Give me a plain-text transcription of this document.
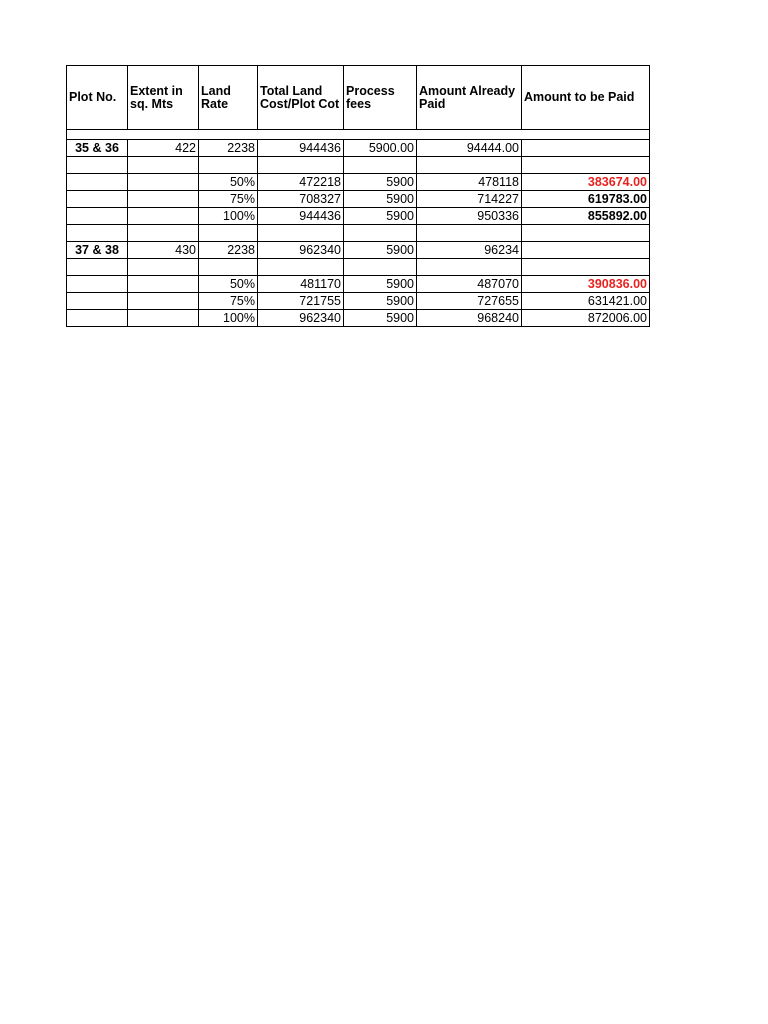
Plot No.	Extent in sq. Mts	Land Rate	Total Land Cost/Plot Cot	Process fees	Amount Already Paid	Amount to be Paid

35 & 36	422	2238	944436	5900.00	94444.00	

		50%	472218	5900	478118	383674.00
		75%	708327	5900	714227	619783.00
		100%	944436	5900	950336	855892.00

37 & 38	430	2238	962340	5900	96234	

		50%	481170	5900	487070	390836.00
		75%	721755	5900	727655	631421.00
		100%	962340	5900	968240	872006.00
§
▶ _Given exercise_: Reproduce the listing word for word and omit its pictures.

▶ _Written response_:
Give me a plain-text transcription of this document.
Plot No.	Extent in sq. Mts	Land Rate	Total Land Cost/Plot Cot	Process fees	Amount Already Paid	Amount to be Paid

35 & 36	422	2238	944436	5900.00	94444.00	

		50%	472218	5900	478118	383674.00
		75%	708327	5900	714227	619783.00
		100%	944436	5900	950336	855892.00

37 & 38	430	2238	962340	5900	96234	

		50%	481170	5900	487070	390836.00
		75%	721755	5900	727655	631421.00
		100%	962340	5900	968240	872006.00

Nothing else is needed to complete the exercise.